EXERCISE BRIEF: Copy out all of the material, matching it word for word.

■ ■ ■ ■

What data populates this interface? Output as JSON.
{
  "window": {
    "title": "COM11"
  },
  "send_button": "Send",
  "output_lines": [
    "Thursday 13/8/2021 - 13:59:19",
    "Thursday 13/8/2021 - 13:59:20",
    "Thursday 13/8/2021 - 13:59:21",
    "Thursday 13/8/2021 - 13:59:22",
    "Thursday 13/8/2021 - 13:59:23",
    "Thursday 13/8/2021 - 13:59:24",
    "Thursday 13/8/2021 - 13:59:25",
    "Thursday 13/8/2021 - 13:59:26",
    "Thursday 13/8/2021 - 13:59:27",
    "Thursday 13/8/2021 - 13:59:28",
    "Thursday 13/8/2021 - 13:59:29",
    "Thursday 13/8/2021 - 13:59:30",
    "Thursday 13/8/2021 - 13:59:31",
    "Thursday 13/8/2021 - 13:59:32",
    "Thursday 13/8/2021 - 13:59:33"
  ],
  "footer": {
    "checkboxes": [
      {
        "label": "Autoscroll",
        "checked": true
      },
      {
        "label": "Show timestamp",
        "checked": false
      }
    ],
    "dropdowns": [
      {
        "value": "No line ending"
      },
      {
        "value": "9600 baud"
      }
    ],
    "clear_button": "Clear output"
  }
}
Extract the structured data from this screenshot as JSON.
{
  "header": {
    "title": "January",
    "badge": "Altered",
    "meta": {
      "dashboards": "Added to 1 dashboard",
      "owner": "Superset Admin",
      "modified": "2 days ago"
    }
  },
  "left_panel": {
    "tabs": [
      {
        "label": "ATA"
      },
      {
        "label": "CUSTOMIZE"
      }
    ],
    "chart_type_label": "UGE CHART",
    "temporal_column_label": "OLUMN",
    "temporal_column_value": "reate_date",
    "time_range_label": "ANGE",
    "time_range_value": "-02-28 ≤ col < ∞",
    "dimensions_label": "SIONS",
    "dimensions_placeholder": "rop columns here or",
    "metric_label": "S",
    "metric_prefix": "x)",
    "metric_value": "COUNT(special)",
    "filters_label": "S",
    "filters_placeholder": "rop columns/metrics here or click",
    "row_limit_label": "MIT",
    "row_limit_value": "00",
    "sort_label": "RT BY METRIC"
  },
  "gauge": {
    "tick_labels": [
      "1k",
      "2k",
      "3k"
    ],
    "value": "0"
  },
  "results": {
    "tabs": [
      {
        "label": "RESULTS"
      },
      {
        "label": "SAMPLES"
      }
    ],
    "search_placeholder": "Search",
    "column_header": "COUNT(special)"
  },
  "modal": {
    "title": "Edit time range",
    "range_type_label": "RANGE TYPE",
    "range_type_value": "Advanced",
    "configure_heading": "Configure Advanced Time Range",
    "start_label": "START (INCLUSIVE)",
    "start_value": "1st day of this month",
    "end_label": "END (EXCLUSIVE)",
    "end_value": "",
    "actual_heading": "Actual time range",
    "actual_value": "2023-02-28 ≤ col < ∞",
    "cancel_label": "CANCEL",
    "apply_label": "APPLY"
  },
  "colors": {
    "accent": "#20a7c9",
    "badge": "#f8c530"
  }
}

■ ■ ■ ■

THE SOLUTION:
What data populates this interface? Output as JSON.
{
  "window": {
    "title": "COM11"
  },
  "send_button": "Send",
  "output_lines": [
    "Thursday 13/8/2021 - 13:59:19",
    "Thursday 13/8/2021 - 13:59:20",
    "Thursday 13/8/2021 - 13:59:21",
    "Thursday 13/8/2021 - 13:59:22",
    "Thursday 13/8/2021 - 13:59:23",
    "Thursday 13/8/2021 - 13:59:24",
    "Thursday 13/8/2021 - 13:59:25",
    "Thursday 13/8/2021 - 13:59:26",
    "Thursday 13/8/2021 - 13:59:27",
    "Thursday 13/8/2021 - 13:59:28",
    "Thursday 13/8/2021 - 13:59:29",
    "Thursday 13/8/2021 - 13:59:30",
    "Thursday 13/8/2021 - 13:59:31",
    "Thursday 13/8/2021 - 13:59:32",
    "Thursday 13/8/2021 - 13:59:33"
  ],
  "footer": {
    "checkboxes": [
      {
        "label": "Autoscroll",
        "checked": true
      },
      {
        "label": "Show timestamp",
        "checked": false
      }
    ],
    "dropdowns": [
      {
        "value": "No line ending"
      },
      {
        "value": "9600 baud"
      }
    ],
    "clear_button": "Clear output"
  }
}
Extract the structured data from this screenshot as JSON.
{
  "header": {
    "title": "January",
    "badge": "Altered",
    "meta": {
      "dashboards": "Added to 1 dashboard",
      "owner": "Superset Admin",
      "modified": "2 days ago"
    }
  },
  "left_panel": {
    "tabs": [
      {
        "label": "ATA"
      },
      {
        "label": "CUSTOMIZE"
      }
    ],
    "chart_type_label": "UGE CHART",
    "temporal_column_label": "OLUMN",
    "temporal_column_value": "reate_date",
    "time_range_label": "ANGE",
    "time_range_value": "-02-28 ≤ col < ∞",
    "dimensions_label": "SIONS",
    "dimensions_placeholder": "rop columns here or",
    "metric_label": "S",
    "metric_prefix": "x)",
    "metric_value": "COUNT(special)",
    "filters_label": "S",
    "filters_placeholder": "rop columns/metrics here or click",
    "row_limit_label": "MIT",
    "row_limit_value": "00",
    "sort_label": "RT BY METRIC"
  },
  "gauge": {
    "tick_labels": [
      "1k",
      "2k",
      "3k"
    ],
    "value": "0"
  },
  "results": {
    "tabs": [
      {
        "label": "RESULTS"
      },
      {
        "label": "SAMPLES"
      }
    ],
    "search_placeholder": "Search",
    "column_header": "COUNT(special)"
  },
  "modal": {
    "title": "Edit time range",
    "range_type_label": "RANGE TYPE",
    "range_type_value": "Advanced",
    "configure_heading": "Configure Advanced Time Range",
    "start_label": "START (INCLUSIVE)",
    "start_value": "1st day of this month",
    "end_label": "END (EXCLUSIVE)",
    "end_value": "",
    "actual_heading": "Actual time range",
    "actual_value": "2023-02-28 ≤ col < ∞",
    "cancel_label": "CANCEL",
    "apply_label": "APPLY"
  },
  "colors": {
    "accent": "#20a7c9",
    "badge": "#f8c530"
  }
}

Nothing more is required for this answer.